- _Instruction_
Write out all of the entries that follow, word for word, but skip the pictures.

- _Stored items from a collection_
....................

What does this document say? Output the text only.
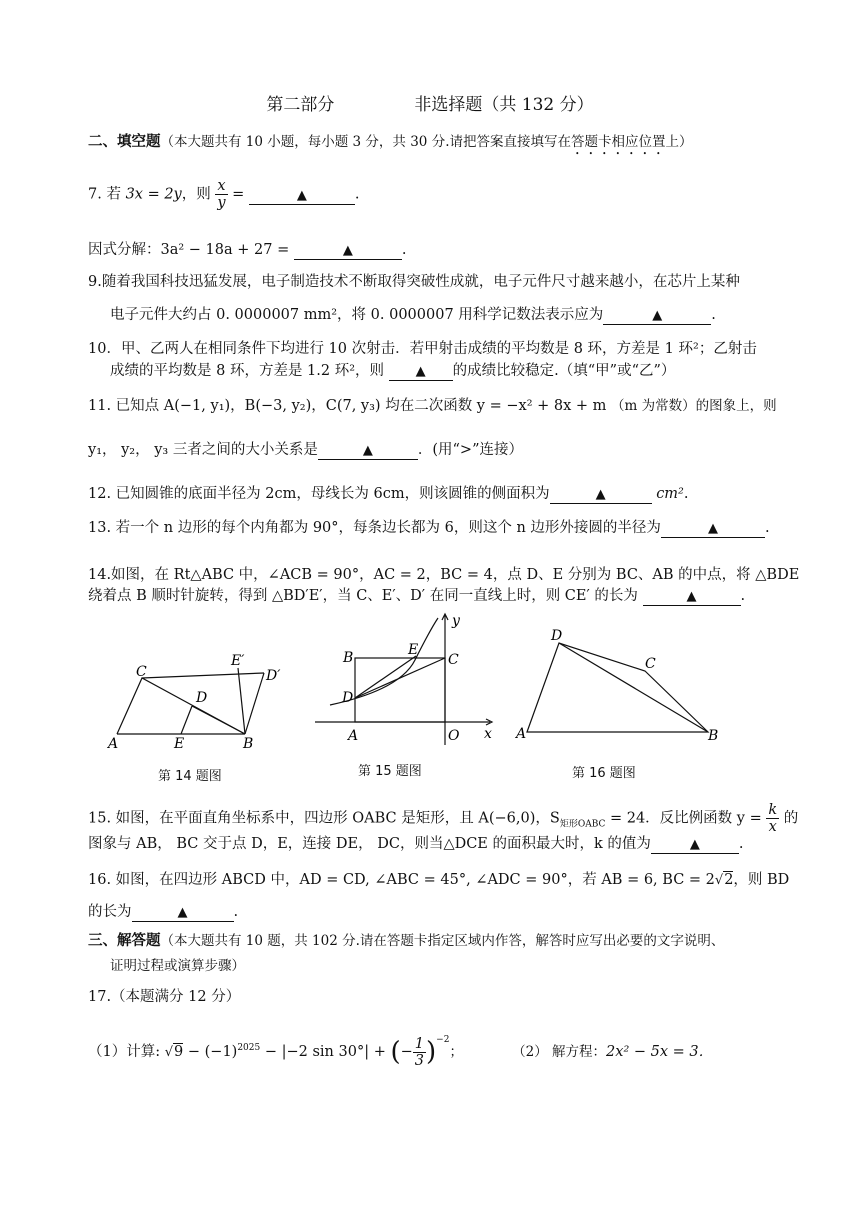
第二部分	非选择题（共 132 分）
二、填空题（本大题共有 10 小题，每小题 3 分，共 30 分.请把答案直接填写在答题卡相应位置上）
7. 若 3x = 2y，则 $\frac{x}{y}$ =	▲	.
因式分解：3a² − 18a + 27 =	▲	.
9.随着我国科技迅猛发展，电子制造技术不断取得突破性成就，电子元件尺寸越来越小，在芯片上某种
电子元件大约占 0. 0000007 mm²，将 0. 0000007 用科学记数法表示应为	▲	.
10．甲、乙两人在相同条件下均进行 10 次射击．若甲射击成绩的平均数是 8 环，方差是 1 环²；乙射击
成绩的平均数是 8 环，方差是 1.2 环²，则 ▲ 的成绩比较稳定.（填“甲”或“乙”）
11. 已知点 A(−1, y₁)，B(−3, y₂)，C(7, y₃) 均在二次函数 y = −x² + 8x + m （m 为常数）的图象上，则
y₁， y₂， y₃ 三者之间的大小关系是	▲	．(用“>”连接）
12. 已知圆锥的底面半径为 2cm，母线长为 6cm，则该圆锥的侧面积为	▲	cm².
13. 若一个 n 边形的每个内角都为 90°，每条边长都为 6，则这个 n 边形外接圆的半径为	▲	.
14.如图，在 Rt△ABC 中，∠ACB = 90°，AC = 2，BC = 4，点 D、E 分别为 BC、AB 的中点，将 △BDE
绕着点 B 顺时针旋转，得到 △BD′E′，当 C、E′、D′ 在同一直线上时，则 CE′ 的长为	▲	.
A	B
C
D
E
E′
D′
第 14 题图
y
x
O
A
B	C
D
E
第 15 题图
A	B
C
D
第 16 题图
15. 如图，在平面直角坐标系中，四边形 OABC 是矩形，且 A(−6,0)，$S_{矩形OABC} = 24$．反比例函数 $y = \frac{k}{x}$ 的
图象与 AB， BC 交于点 D，E，连接 DE， DC，则当△DCE 的面积最大时，k 的值为	▲	.
16. 如图，在四边形 ABCD 中，AD = CD, ∠ABC = 45°, ∠ADC = 90°，若 AB = 6, BC = 2√2，则 BD
的长为	▲	.
三、解答题（本大题共有 10 题，共 102 分.请在答题卡指定区域内作答，解答时应写出必要的文字说明、
证明过程或演算步骤）
17.（本题满分 12 分）
（1）计算: $√9 - (-1)^{2025} - |-2$ sin 30°| + (− $\frac{1}{3} )^{-2}$；	（2） 解方程：2x² − 5x = 3．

....................

- _Written answer_
What does this document say? Output the text only.
第二部分	非选择题（共 132 分）
二、填空题（本大题共有 10 小题，每小题 3 分，共 30 分.请把答案直接填写在答题卡相应位置上）
7. 若 3x = 2y，则 $\frac{x}{y}$ =	▲	.
因式分解：3a² − 18a + 27 =	▲	.
9.随着我国科技迅猛发展，电子制造技术不断取得突破性成就，电子元件尺寸越来越小，在芯片上某种
电子元件大约占 0. 0000007 mm²，将 0. 0000007 用科学记数法表示应为	▲	.
10．甲、乙两人在相同条件下均进行 10 次射击．若甲射击成绩的平均数是 8 环，方差是 1 环²；乙射击
成绩的平均数是 8 环，方差是 1.2 环²，则 ▲ 的成绩比较稳定.（填“甲”或“乙”）
11. 已知点 A(−1, y₁)，B(−3, y₂)，C(7, y₃) 均在二次函数 y = −x² + 8x + m （m 为常数）的图象上，则
y₁， y₂， y₃ 三者之间的大小关系是	▲	．(用“>”连接）
12. 已知圆锥的底面半径为 2cm，母线长为 6cm，则该圆锥的侧面积为	▲	cm².
13. 若一个 n 边形的每个内角都为 90°，每条边长都为 6，则这个 n 边形外接圆的半径为	▲	.
14.如图，在 Rt△ABC 中，∠ACB = 90°，AC = 2，BC = 4，点 D、E 分别为 BC、AB 的中点，将 △BDE
绕着点 B 顺时针旋转，得到 △BD′E′，当 C、E′、D′ 在同一直线上时，则 CE′ 的长为	▲	.
A	B
C
D
E
E′
D′
第 14 题图
y
x
O
A
B	C
D
E
第 15 题图
A	B
C
D
第 16 题图
15. 如图，在平面直角坐标系中，四边形 OABC 是矩形，且 A(−6,0)，$S_{矩形OABC} = 24$．反比例函数 $y = \frac{k}{x}$ 的
图象与 AB， BC 交于点 D，E，连接 DE， DC，则当△DCE 的面积最大时，k 的值为	▲	.
16. 如图，在四边形 ABCD 中，AD = CD, ∠ABC = 45°, ∠ADC = 90°，若 AB = 6, BC = 2√2，则 BD
的长为	▲	.
三、解答题（本大题共有 10 题，共 102 分.请在答题卡指定区域内作答，解答时应写出必要的文字说明、
证明过程或演算步骤）
17.（本题满分 12 分）
（1）计算: $√9 - (-1)^{2025} - |-2$ sin 30°| + (− $\frac{1}{3} )^{-2}$；	（2） 解方程：2x² − 5x = 3．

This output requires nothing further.